__Problem statement__
What follows is a set of records, each of which is to be written out exactly.

** start Supplied records **

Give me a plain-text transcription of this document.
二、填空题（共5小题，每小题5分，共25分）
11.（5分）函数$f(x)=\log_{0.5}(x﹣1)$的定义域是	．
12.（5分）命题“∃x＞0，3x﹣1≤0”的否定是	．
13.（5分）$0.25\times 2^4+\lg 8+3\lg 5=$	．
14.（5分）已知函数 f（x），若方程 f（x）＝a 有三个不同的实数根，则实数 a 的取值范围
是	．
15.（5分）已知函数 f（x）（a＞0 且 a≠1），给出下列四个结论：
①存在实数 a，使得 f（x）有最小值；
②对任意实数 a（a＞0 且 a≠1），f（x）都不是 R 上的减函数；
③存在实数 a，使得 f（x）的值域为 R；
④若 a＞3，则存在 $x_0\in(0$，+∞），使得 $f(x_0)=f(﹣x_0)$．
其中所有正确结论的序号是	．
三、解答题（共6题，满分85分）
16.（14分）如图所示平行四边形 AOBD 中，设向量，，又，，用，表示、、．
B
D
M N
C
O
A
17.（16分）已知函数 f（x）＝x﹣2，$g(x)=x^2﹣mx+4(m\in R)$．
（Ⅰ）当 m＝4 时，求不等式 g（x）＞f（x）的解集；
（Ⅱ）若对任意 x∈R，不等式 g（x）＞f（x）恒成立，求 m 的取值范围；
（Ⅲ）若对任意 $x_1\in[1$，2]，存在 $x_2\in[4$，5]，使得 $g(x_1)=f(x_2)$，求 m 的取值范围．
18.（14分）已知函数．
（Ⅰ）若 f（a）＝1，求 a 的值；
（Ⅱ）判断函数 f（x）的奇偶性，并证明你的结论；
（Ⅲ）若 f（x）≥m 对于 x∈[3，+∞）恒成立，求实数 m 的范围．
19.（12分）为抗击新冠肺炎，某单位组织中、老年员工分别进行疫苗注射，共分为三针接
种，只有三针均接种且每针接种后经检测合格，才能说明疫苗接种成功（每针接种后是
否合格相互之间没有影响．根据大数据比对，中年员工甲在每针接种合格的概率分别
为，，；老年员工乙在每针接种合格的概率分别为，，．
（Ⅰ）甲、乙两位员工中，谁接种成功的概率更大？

** end Supplied records **

__Result of the exercise__
Give me a plain-text transcription of this document.
二、填空题（共5小题，每小题5分，共25分）
11.（5分）函数$f(x)=\log_{0.5}(x﹣1)$的定义域是	．
12.（5分）命题“∃x＞0，3x﹣1≤0”的否定是	．
13.（5分）$0.25\times 2^4+\lg 8+3\lg 5=$	．
14.（5分）已知函数 f（x），若方程 f（x）＝a 有三个不同的实数根，则实数 a 的取值范围
是	．
15.（5分）已知函数 f（x）（a＞0 且 a≠1），给出下列四个结论：
①存在实数 a，使得 f（x）有最小值；
②对任意实数 a（a＞0 且 a≠1），f（x）都不是 R 上的减函数；
③存在实数 a，使得 f（x）的值域为 R；
④若 a＞3，则存在 $x_0\in(0$，+∞），使得 $f(x_0)=f(﹣x_0)$．
其中所有正确结论的序号是	．
三、解答题（共6题，满分85分）
16.（14分）如图所示平行四边形 AOBD 中，设向量，，又，，用，表示、、．
B
D
M N
C
O
A
17.（16分）已知函数 f（x）＝x﹣2，$g(x)=x^2﹣mx+4(m\in R)$．
（Ⅰ）当 m＝4 时，求不等式 g（x）＞f（x）的解集；
（Ⅱ）若对任意 x∈R，不等式 g（x）＞f（x）恒成立，求 m 的取值范围；
（Ⅲ）若对任意 $x_1\in[1$，2]，存在 $x_2\in[4$，5]，使得 $g(x_1)=f(x_2)$，求 m 的取值范围．
18.（14分）已知函数．
（Ⅰ）若 f（a）＝1，求 a 的值；
（Ⅱ）判断函数 f（x）的奇偶性，并证明你的结论；
（Ⅲ）若 f（x）≥m 对于 x∈[3，+∞）恒成立，求实数 m 的范围．
19.（12分）为抗击新冠肺炎，某单位组织中、老年员工分别进行疫苗注射，共分为三针接
种，只有三针均接种且每针接种后经检测合格，才能说明疫苗接种成功（每针接种后是
否合格相互之间没有影响．根据大数据比对，中年员工甲在每针接种合格的概率分别
为，，；老年员工乙在每针接种合格的概率分别为，，．
（Ⅰ）甲、乙两位员工中，谁接种成功的概率更大？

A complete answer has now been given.